TEXT:
....

Heiko uses highlighters and color coding for his writing (for example, definitions and formulas are blue, exercises are red, etc.), which effectively draws learners' attention to particular parts of the writing. Heiko often focuses students' attention on key features of concepts or parts of proofs by asking quick (and sometimes rhetorical) questions: "What is wrong here?", "Why is that?", "Why is this important?" Sometimes, individual students are asked directly: "Xuan, do you have an idea of what the next argument could be?". Body language, moreover, is a powerful tool to raise attention: Stepping away from the lectern, underpinning words with hand gestures, and maintaining a lively classroom persona are important tools for Heiko to keep students attentive. This includes varying his intonation, repeating and reinforcing statements, including theatrical pauses for raising suspension and maintaining regular eye contact with the class. This is particularly effective when drawing students' attention to a surprising result or argument. At the end of some proofs, Heiko often steps back from the lectern and provides a conceptual overview of the main steps used in the argument; this is another example of how Heiko directly utilizes the attention systems "orientation" and "executive attention."
In summary, despite the lack of established active-learning exercises during the lectures (such as Think-Pair-Share moments, group discussions, or peer review), Heiko utilizes a variety of techniques to alert students and to direct their thought processes, which, according to the cognitive science research, is beneficial in enabling effective learning.
Having raised the attention of the students in class, Heiko stimulates their curiosity by asking questions and making students think about the problems and concepts introduced during the lesson. For example, he often rephrases his writing and then asks students to repeat the argument in their own words. If a follow-up explanation is required, then Heiko can quickly provide this (see the comment on handwriting above). Even though not much time is spent on genuine discussions, these small interludes often give the lecture an interactive feel: Students know they can ask questions, and the lecturer will respond. In addition to that, Heiko often includes additional exercises in his notes. For example, there might be a statement for finite fields, and the exercise asks, "What goes wrong for infinite fields?" These questions are meant to be additional stimuli for the students to think about during their revisions (not necessarily during class). Of a similar nature is the additional materials that Heiko provides via the unit website: Supplementary resources and additional questions are uploaded, encouraging student participation in the online discussion forums.
However, the parts of the unit that are structured around active (behavioral and cognitive) engagement are the applied classes (also known as tutorials) and weekly assignments. At the beginning of each applied class, students are asked to discuss with each other the terms and definitions required for each question on the problem sheet; this serves as a quick revision to ensure everyone understands the context of the question. Subsequently, the students work on the questions in group-research-style by developing a solution to a given problem together on the whiteboard. The tutor is often merely an observer-facilitator; they walk around from group to group, give hints, make corrections, and may ask follow-up questions to groups that have progressed particularly well. These problem-solving sessions are designed to provide opportunities for learners' active (cognitive) engagement, which, according to cognitive science research, is beneficial for generative learning [21]. They happen after the relevant material has been discussed in class, which seems well justified according to a study by Ashman, Kalyuga and Sweller [22] that concluded that in learning environments where "element interactivity" (defined as the complexity of a concept in terms of its connections to and dependence on other concepts) is high, it is beneficial to first have explicit instruction and then problem-solving sessions.

....

QUESTIONS:
A: Quote the passage on Heiko's teaching word for word, from "In summary, despite" to "enabling effective learning.".
B: In the passage on Heiko's teaching, which colors does Heiko use for definitions and formulas, and which for exercises?
C: Carry on the passage on Heiko's teaching from its final sentence.

....

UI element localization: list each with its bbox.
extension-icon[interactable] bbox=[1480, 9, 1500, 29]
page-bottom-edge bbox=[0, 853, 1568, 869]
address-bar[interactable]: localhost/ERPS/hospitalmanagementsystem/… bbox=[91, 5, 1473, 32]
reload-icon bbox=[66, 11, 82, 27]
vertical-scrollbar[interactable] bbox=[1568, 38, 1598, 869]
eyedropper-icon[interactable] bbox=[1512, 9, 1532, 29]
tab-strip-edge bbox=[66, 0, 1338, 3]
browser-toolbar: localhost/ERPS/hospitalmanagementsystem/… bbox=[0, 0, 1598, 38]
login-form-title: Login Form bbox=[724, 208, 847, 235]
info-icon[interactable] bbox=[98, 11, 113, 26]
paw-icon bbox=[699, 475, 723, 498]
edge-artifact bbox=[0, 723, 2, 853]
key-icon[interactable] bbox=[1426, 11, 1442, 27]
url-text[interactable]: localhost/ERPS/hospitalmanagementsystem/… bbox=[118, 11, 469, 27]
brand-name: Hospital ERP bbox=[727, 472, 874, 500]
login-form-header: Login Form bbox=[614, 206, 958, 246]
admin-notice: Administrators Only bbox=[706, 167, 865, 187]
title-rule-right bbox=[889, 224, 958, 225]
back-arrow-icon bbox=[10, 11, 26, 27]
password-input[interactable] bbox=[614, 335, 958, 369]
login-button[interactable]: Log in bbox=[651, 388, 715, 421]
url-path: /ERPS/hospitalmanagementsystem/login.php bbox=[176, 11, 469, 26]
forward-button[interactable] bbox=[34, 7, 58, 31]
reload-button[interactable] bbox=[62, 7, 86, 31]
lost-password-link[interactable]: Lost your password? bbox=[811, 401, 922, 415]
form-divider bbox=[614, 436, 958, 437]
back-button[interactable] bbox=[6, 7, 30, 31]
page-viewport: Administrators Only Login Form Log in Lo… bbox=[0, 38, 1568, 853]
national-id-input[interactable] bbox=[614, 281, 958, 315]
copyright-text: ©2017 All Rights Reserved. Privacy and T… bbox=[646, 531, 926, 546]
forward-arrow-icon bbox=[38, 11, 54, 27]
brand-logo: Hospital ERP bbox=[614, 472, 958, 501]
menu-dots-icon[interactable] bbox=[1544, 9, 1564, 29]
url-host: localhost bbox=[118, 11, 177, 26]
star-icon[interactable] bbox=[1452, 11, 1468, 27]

....

RESPONSES PER TASK:
A:
In summary, despite the lack of established active-learning exercises during the lectures (such as Think-Pair-Share moments, group discussions, or peer review), Heiko utilizes a variety of techniques to alert students and to direct their thought processes, which, according to the cognitive science research, is beneficial in enabling effective learning.

B: Definitions and formulas are blue, and exercises are red.

C:
MTH3150 has weekly assignments where students are asked to submit their work on specific problems. Students are encouraged to discuss the problems with their peers, but collusion and plagiarism are not allowed. These weekly problem sheets motivate students to keep up with their revisions, thereby continuously enabling them to stay actively engaged with the unit.
Since the pace of the lectures is high, there is often insufficient time during class for students to completely understand all new concepts. For some students, this is a new experience that can be detrimental to their motivation. To increase motivation and thereby potential active engagement, Heiko communicates the expectation that understanding each lecture requires a thorough revision (that will be guided via applied classes and assignments). Such explicit alerting is designed to provide reassurance and act as an incentive to revise the content.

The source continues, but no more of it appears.